**EXERCISE:**
Work out how many lines of the records contain "استوى". Answer with the number and nothing else.

**RECORDS TO PROCESS:**
## Begin

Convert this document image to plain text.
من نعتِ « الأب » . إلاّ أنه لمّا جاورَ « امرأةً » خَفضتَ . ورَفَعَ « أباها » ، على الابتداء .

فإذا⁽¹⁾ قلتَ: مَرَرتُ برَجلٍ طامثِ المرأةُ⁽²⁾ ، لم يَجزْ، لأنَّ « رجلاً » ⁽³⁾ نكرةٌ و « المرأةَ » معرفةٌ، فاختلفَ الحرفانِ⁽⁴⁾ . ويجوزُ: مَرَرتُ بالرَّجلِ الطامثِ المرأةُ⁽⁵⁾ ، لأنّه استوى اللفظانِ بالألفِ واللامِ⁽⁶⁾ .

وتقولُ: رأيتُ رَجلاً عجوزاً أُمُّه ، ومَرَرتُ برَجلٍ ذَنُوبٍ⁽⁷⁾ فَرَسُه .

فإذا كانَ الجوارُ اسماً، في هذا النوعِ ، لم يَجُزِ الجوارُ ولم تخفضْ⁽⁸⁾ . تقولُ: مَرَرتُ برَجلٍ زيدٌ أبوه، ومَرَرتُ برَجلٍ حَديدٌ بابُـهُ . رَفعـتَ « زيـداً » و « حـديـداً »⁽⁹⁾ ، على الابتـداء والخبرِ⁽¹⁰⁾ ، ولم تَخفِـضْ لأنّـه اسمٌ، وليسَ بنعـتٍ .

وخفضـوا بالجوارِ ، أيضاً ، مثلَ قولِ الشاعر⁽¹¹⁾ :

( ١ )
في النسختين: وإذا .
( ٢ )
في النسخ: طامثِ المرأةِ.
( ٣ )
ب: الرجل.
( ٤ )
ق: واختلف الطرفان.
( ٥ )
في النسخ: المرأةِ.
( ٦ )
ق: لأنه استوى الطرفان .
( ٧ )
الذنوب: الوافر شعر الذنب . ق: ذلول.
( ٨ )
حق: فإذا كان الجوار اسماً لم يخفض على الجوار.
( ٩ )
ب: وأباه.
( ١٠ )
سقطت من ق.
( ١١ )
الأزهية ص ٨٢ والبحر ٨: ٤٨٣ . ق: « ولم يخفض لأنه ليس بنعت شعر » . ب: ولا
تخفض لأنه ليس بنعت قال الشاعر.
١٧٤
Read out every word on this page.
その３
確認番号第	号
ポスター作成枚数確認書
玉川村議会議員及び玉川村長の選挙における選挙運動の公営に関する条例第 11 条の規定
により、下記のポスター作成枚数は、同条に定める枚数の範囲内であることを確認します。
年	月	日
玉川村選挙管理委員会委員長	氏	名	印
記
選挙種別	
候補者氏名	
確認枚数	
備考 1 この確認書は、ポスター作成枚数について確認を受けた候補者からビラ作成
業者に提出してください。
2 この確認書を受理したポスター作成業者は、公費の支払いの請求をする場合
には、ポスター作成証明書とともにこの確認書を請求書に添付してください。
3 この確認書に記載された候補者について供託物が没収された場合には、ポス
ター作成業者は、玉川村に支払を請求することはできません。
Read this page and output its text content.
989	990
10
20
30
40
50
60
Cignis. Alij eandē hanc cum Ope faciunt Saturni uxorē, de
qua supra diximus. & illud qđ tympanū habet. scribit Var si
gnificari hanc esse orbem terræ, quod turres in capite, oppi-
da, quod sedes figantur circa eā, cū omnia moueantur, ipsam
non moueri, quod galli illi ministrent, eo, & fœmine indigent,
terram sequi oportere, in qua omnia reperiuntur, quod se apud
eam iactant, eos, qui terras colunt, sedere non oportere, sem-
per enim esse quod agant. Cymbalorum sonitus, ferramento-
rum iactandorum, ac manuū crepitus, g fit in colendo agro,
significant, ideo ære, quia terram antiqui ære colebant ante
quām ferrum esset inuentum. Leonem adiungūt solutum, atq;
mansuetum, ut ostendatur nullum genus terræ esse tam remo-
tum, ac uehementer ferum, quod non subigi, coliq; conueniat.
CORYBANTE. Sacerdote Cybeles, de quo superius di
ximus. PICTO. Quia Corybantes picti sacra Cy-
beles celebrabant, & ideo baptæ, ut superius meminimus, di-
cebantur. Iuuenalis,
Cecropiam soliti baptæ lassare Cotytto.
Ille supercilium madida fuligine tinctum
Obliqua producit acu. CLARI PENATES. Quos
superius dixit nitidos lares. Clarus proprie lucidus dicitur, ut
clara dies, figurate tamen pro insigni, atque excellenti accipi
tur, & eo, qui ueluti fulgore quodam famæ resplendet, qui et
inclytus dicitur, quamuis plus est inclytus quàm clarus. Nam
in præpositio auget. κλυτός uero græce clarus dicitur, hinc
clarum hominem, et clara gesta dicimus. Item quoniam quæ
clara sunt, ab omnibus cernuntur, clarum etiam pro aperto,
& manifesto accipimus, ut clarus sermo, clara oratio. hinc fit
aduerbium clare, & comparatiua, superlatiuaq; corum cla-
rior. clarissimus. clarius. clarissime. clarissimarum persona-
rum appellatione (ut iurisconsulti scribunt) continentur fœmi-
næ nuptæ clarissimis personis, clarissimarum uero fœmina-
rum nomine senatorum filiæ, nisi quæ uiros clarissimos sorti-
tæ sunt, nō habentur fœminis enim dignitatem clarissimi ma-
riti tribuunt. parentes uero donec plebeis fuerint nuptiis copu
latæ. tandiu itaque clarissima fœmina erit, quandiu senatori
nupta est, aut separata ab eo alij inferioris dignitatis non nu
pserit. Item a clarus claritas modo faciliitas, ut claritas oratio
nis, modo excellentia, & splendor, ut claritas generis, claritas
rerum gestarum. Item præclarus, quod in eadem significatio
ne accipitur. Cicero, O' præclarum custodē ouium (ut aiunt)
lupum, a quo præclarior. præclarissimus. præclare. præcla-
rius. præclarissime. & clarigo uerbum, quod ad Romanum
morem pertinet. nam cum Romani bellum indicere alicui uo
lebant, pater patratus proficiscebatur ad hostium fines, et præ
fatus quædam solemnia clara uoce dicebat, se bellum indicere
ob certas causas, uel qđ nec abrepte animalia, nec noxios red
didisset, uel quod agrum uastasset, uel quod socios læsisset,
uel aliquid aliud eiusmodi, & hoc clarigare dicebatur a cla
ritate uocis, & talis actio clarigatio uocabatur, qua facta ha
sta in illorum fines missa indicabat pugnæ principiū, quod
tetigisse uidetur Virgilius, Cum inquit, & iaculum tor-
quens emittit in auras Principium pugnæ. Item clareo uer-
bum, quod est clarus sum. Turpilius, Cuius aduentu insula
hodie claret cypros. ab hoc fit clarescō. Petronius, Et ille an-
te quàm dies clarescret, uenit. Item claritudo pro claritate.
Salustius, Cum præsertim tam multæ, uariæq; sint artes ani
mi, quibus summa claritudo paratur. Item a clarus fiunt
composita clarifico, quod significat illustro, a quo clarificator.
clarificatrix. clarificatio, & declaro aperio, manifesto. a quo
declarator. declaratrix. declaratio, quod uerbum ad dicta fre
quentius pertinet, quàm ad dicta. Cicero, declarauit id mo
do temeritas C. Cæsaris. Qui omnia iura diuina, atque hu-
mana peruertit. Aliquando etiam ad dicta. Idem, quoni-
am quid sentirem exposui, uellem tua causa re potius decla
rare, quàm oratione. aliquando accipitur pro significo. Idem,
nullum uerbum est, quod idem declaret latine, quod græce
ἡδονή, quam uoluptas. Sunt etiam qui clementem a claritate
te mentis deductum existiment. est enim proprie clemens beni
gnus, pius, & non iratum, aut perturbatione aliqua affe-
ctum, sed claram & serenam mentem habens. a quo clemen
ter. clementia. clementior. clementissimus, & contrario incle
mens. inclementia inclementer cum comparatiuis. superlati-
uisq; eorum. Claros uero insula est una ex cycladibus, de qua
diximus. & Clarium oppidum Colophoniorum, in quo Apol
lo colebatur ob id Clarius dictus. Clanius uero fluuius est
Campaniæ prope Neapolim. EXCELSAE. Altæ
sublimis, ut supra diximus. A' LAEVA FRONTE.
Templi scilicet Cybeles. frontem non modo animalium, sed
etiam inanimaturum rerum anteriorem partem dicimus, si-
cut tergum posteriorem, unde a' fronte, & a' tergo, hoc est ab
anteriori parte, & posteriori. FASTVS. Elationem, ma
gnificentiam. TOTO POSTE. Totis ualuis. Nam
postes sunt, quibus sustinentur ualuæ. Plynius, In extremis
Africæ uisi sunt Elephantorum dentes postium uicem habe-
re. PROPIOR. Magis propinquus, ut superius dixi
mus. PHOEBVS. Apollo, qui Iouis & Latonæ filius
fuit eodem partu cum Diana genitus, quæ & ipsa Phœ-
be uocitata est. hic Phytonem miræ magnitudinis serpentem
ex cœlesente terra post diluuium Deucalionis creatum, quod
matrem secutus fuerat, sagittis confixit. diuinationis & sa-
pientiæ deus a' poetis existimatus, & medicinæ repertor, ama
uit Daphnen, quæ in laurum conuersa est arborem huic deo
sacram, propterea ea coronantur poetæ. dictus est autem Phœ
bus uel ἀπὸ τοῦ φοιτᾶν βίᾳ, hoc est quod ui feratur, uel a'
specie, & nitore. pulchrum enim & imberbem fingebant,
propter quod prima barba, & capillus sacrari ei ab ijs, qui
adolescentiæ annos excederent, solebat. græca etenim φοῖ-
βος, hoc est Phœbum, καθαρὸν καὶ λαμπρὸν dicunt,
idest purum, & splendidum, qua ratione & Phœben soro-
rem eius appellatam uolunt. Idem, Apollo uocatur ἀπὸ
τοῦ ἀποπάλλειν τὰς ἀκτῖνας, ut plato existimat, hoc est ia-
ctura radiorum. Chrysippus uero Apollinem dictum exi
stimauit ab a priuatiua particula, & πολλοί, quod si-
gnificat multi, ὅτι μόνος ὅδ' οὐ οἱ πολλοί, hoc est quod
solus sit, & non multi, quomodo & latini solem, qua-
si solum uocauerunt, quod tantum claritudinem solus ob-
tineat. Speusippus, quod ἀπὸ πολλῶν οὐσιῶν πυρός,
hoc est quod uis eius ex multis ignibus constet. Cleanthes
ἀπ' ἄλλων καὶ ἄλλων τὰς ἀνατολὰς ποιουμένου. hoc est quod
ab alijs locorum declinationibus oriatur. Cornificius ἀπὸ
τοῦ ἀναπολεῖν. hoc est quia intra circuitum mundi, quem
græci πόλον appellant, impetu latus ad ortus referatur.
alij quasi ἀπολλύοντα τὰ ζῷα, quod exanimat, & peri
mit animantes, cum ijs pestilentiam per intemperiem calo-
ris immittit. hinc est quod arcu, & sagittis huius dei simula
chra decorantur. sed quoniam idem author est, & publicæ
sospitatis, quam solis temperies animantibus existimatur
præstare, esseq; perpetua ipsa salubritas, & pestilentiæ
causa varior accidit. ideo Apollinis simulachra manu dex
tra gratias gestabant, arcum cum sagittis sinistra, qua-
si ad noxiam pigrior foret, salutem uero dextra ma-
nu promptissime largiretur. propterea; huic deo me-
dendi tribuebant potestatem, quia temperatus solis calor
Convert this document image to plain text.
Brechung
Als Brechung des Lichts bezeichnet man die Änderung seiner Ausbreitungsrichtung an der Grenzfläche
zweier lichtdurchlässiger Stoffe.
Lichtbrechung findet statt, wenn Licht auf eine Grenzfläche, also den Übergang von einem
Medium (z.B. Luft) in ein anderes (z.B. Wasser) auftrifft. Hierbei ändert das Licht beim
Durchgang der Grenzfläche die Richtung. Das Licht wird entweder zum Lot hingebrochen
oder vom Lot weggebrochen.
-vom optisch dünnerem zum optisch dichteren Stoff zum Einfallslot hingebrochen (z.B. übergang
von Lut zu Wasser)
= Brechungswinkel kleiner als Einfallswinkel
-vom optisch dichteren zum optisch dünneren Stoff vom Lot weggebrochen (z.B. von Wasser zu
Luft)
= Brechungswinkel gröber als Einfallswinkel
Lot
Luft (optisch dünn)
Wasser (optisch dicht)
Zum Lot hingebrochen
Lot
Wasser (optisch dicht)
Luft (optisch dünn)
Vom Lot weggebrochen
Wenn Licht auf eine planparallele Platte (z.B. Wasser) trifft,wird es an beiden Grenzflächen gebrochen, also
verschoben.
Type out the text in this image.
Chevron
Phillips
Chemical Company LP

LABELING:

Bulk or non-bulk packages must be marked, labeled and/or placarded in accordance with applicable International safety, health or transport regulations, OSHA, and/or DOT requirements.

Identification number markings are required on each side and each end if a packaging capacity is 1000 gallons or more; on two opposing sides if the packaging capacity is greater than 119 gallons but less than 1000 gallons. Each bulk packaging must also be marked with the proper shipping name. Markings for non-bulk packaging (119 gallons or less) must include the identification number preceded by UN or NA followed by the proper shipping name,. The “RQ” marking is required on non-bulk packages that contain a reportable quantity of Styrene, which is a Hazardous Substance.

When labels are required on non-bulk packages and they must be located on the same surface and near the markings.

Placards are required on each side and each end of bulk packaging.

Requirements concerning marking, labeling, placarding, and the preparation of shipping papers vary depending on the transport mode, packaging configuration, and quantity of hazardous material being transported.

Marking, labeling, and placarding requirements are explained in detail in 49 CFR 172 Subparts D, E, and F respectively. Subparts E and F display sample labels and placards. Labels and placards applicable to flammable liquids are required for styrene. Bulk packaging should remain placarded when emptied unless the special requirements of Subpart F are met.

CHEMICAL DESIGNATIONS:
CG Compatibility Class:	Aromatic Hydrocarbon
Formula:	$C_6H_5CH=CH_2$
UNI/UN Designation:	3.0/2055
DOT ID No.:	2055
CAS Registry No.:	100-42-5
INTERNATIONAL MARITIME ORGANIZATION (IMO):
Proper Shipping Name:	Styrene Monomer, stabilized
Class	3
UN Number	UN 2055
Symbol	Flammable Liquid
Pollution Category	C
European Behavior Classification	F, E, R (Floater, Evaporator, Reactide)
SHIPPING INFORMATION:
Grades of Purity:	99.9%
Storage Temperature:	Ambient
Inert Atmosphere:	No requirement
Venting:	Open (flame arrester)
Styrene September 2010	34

## End

**EXERCISE ANSWER:**
2